◆ **Brief**
Copy all of the material below exactly.

::: Data to process

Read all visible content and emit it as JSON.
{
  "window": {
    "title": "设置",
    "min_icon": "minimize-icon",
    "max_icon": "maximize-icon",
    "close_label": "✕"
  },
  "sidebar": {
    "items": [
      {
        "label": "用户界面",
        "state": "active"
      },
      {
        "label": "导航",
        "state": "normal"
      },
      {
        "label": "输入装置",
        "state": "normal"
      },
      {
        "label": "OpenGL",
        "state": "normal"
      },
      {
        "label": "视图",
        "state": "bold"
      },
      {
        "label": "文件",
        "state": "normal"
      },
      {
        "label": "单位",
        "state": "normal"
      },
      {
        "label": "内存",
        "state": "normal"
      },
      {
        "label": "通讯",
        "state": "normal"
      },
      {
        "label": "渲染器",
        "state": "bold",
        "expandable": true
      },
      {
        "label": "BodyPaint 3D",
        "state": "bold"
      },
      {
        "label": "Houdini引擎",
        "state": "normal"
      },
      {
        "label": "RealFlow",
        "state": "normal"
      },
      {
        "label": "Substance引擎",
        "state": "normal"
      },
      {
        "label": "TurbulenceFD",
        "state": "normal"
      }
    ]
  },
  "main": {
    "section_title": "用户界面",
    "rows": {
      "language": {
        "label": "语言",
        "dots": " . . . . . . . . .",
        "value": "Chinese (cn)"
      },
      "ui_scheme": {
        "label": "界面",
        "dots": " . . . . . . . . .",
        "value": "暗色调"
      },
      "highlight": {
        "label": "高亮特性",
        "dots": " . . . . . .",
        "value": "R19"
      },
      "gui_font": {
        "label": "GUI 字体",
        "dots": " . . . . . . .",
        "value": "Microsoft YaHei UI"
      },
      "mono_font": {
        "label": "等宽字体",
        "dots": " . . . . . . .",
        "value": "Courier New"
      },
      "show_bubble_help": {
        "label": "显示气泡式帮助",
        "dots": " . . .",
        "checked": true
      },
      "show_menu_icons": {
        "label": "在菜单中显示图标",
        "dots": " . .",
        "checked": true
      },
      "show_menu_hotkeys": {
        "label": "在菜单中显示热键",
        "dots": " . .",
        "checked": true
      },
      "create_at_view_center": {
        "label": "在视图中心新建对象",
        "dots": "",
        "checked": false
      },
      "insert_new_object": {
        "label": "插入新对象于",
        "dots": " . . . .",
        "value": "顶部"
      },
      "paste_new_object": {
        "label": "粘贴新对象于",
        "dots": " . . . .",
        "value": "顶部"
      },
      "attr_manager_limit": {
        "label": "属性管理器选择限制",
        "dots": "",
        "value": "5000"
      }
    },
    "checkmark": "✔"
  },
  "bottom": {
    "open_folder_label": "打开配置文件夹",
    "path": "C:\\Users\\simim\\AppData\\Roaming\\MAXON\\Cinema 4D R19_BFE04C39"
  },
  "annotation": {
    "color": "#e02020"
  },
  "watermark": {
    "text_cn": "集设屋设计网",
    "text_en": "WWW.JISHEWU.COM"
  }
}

::::::

◆ **Written response**
Read all visible content and emit it as JSON.
{
  "window": {
    "title": "设置",
    "min_icon": "minimize-icon",
    "max_icon": "maximize-icon",
    "close_label": "✕"
  },
  "sidebar": {
    "items": [
      {
        "label": "用户界面",
        "state": "active"
      },
      {
        "label": "导航",
        "state": "normal"
      },
      {
        "label": "输入装置",
        "state": "normal"
      },
      {
        "label": "OpenGL",
        "state": "normal"
      },
      {
        "label": "视图",
        "state": "bold"
      },
      {
        "label": "文件",
        "state": "normal"
      },
      {
        "label": "单位",
        "state": "normal"
      },
      {
        "label": "内存",
        "state": "normal"
      },
      {
        "label": "通讯",
        "state": "normal"
      },
      {
        "label": "渲染器",
        "state": "bold",
        "expandable": true
      },
      {
        "label": "BodyPaint 3D",
        "state": "bold"
      },
      {
        "label": "Houdini引擎",
        "state": "normal"
      },
      {
        "label": "RealFlow",
        "state": "normal"
      },
      {
        "label": "Substance引擎",
        "state": "normal"
      },
      {
        "label": "TurbulenceFD",
        "state": "normal"
      }
    ]
  },
  "main": {
    "section_title": "用户界面",
    "rows": {
      "language": {
        "label": "语言",
        "dots": " . . . . . . . . .",
        "value": "Chinese (cn)"
      },
      "ui_scheme": {
        "label": "界面",
        "dots": " . . . . . . . . .",
        "value": "暗色调"
      },
      "highlight": {
        "label": "高亮特性",
        "dots": " . . . . . .",
        "value": "R19"
      },
      "gui_font": {
        "label": "GUI 字体",
        "dots": " . . . . . . .",
        "value": "Microsoft YaHei UI"
      },
      "mono_font": {
        "label": "等宽字体",
        "dots": " . . . . . . .",
        "value": "Courier New"
      },
      "show_bubble_help": {
        "label": "显示气泡式帮助",
        "dots": " . . .",
        "checked": true
      },
      "show_menu_icons": {
        "label": "在菜单中显示图标",
        "dots": " . .",
        "checked": true
      },
      "show_menu_hotkeys": {
        "label": "在菜单中显示热键",
        "dots": " . .",
        "checked": true
      },
      "create_at_view_center": {
        "label": "在视图中心新建对象",
        "dots": "",
        "checked": false
      },
      "insert_new_object": {
        "label": "插入新对象于",
        "dots": " . . . .",
        "value": "顶部"
      },
      "paste_new_object": {
        "label": "粘贴新对象于",
        "dots": " . . . .",
        "value": "顶部"
      },
      "attr_manager_limit": {
        "label": "属性管理器选择限制",
        "dots": "",
        "value": "5000"
      }
    },
    "checkmark": "✔"
  },
  "bottom": {
    "open_folder_label": "打开配置文件夹",
    "path": "C:\\Users\\simim\\AppData\\Roaming\\MAXON\\Cinema 4D R19_BFE04C39"
  },
  "annotation": {
    "color": "#e02020"
  },
  "watermark": {
    "text_cn": "集设屋设计网",
    "text_en": "WWW.JISHEWU.COM"
  }
}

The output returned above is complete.